+++ Data shown

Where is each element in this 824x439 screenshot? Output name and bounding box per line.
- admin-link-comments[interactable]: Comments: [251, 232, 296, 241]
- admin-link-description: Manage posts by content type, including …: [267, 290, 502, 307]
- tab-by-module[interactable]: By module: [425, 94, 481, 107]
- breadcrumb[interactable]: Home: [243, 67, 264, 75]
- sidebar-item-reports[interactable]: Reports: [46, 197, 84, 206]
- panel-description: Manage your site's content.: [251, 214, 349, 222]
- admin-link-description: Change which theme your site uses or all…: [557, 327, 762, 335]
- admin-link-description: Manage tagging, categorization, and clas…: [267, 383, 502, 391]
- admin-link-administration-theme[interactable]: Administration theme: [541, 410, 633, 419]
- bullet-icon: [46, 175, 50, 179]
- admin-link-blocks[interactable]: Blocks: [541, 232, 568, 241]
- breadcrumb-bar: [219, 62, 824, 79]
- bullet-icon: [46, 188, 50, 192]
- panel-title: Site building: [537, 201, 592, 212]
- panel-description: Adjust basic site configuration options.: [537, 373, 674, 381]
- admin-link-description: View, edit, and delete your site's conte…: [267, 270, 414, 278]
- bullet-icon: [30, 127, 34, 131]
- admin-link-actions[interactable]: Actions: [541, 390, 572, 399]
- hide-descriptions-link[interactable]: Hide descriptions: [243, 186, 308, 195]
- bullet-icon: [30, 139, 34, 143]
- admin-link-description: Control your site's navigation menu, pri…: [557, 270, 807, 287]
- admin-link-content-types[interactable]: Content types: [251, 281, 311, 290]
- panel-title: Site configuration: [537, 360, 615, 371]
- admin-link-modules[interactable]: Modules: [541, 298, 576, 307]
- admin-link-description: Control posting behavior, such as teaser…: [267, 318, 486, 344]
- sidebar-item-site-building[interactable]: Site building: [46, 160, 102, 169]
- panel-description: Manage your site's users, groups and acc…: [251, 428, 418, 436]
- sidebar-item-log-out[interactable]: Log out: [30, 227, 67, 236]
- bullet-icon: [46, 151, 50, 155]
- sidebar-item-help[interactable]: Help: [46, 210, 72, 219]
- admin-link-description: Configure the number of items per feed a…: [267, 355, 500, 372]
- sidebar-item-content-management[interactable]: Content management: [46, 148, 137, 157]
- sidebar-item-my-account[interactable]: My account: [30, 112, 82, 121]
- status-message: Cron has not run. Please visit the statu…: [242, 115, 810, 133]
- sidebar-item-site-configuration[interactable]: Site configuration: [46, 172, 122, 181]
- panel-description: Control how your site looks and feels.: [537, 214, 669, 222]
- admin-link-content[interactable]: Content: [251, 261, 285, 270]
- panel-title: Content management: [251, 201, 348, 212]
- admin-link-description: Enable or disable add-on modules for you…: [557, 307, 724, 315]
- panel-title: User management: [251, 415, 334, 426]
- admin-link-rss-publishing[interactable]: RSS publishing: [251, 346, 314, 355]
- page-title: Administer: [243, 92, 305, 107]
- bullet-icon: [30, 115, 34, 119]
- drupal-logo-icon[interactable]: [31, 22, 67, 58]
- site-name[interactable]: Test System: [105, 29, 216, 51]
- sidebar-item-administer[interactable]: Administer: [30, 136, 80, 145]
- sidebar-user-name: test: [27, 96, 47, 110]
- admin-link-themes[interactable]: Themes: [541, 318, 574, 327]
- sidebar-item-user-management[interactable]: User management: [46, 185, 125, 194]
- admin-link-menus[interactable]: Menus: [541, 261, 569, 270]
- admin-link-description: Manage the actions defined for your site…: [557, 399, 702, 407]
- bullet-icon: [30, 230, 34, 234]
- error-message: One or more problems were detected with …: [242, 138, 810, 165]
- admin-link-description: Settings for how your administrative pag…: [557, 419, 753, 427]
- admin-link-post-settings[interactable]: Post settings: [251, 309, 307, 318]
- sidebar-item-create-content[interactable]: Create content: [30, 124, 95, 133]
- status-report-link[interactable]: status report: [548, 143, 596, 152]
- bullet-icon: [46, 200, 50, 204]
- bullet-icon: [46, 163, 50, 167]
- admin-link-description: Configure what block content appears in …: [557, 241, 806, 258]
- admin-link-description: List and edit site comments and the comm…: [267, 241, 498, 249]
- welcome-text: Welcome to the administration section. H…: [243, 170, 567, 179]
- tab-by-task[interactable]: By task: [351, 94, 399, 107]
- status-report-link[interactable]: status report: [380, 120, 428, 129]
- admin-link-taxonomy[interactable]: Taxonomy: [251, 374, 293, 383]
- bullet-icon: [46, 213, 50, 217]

++++++

## To do:
Reproduce every one of the lines above word for word.

## Final result:
Where is each element in this 824x439 screenshot? Output name and bounding box per line.
- admin-link-comments[interactable]: Comments: [251, 232, 296, 241]
- admin-link-description: Manage posts by content type, including …: [267, 290, 502, 307]
- tab-by-module[interactable]: By module: [425, 94, 481, 107]
- breadcrumb[interactable]: Home: [243, 67, 264, 75]
- sidebar-item-reports[interactable]: Reports: [46, 197, 84, 206]
- panel-description: Manage your site's content.: [251, 214, 349, 222]
- admin-link-description: Change which theme your site uses or all…: [557, 327, 762, 335]
- admin-link-description: Manage tagging, categorization, and clas…: [267, 383, 502, 391]
- admin-link-administration-theme[interactable]: Administration theme: [541, 410, 633, 419]
- bullet-icon: [46, 175, 50, 179]
- admin-link-blocks[interactable]: Blocks: [541, 232, 568, 241]
- breadcrumb-bar: [219, 62, 824, 79]
- bullet-icon: [46, 188, 50, 192]
- panel-title: Site building: [537, 201, 592, 212]
- panel-description: Adjust basic site configuration options.: [537, 373, 674, 381]
- admin-link-description: View, edit, and delete your site's conte…: [267, 270, 414, 278]
- bullet-icon: [30, 127, 34, 131]
- admin-link-actions[interactable]: Actions: [541, 390, 572, 399]
- hide-descriptions-link[interactable]: Hide descriptions: [243, 186, 308, 195]
- bullet-icon: [30, 139, 34, 143]
- admin-link-description: Control your site's navigation menu, pri…: [557, 270, 807, 287]
- admin-link-content-types[interactable]: Content types: [251, 281, 311, 290]
- panel-title: Site configuration: [537, 360, 615, 371]
- admin-link-modules[interactable]: Modules: [541, 298, 576, 307]
- admin-link-description: Control posting behavior, such as teaser…: [267, 318, 486, 344]
- sidebar-item-site-building[interactable]: Site building: [46, 160, 102, 169]
- panel-description: Manage your site's users, groups and acc…: [251, 428, 418, 436]
- sidebar-item-log-out[interactable]: Log out: [30, 227, 67, 236]
- bullet-icon: [46, 151, 50, 155]
- sidebar-item-help[interactable]: Help: [46, 210, 72, 219]
- admin-link-description: Configure the number of items per feed a…: [267, 355, 500, 372]
- sidebar-item-content-management[interactable]: Content management: [46, 148, 137, 157]
- sidebar-item-my-account[interactable]: My account: [30, 112, 82, 121]
- status-message: Cron has not run. Please visit the statu…: [242, 115, 810, 133]
- sidebar-item-site-configuration[interactable]: Site configuration: [46, 172, 122, 181]
- panel-description: Control how your site looks and feels.: [537, 214, 669, 222]
- admin-link-content[interactable]: Content: [251, 261, 285, 270]
- panel-title: Content management: [251, 201, 348, 212]
- admin-link-description: Enable or disable add-on modules for you…: [557, 307, 724, 315]
- panel-title: User management: [251, 415, 334, 426]
- admin-link-rss-publishing[interactable]: RSS publishing: [251, 346, 314, 355]
- page-title: Administer: [243, 92, 305, 107]
- bullet-icon: [30, 115, 34, 119]
- drupal-logo-icon[interactable]: [31, 22, 67, 58]
- site-name[interactable]: Test System: [105, 29, 216, 51]
- sidebar-item-administer[interactable]: Administer: [30, 136, 80, 145]
- sidebar-user-name: test: [27, 96, 47, 110]
- admin-link-themes[interactable]: Themes: [541, 318, 574, 327]
- sidebar-item-user-management[interactable]: User management: [46, 185, 125, 194]
- admin-link-menus[interactable]: Menus: [541, 261, 569, 270]
- admin-link-description: Manage the actions defined for your site…: [557, 399, 702, 407]
- bullet-icon: [30, 230, 34, 234]
- error-message: One or more problems were detected with …: [242, 138, 810, 165]
- admin-link-description: Settings for how your administrative pag…: [557, 419, 753, 427]
- admin-link-post-settings[interactable]: Post settings: [251, 309, 307, 318]
- sidebar-item-create-content[interactable]: Create content: [30, 124, 95, 133]
- status-report-link[interactable]: status report: [548, 143, 596, 152]
- bullet-icon: [46, 200, 50, 204]
- bullet-icon: [46, 163, 50, 167]
- admin-link-description: Configure what block content appears in …: [557, 241, 806, 258]
- admin-link-description: List and edit site comments and the comm…: [267, 241, 498, 249]
- welcome-text: Welcome to the administration section. H…: [243, 170, 567, 179]
- tab-by-task[interactable]: By task: [351, 94, 399, 107]
- status-report-link[interactable]: status report: [380, 120, 428, 129]
- admin-link-taxonomy[interactable]: Taxonomy: [251, 374, 293, 383]
- bullet-icon: [46, 213, 50, 217]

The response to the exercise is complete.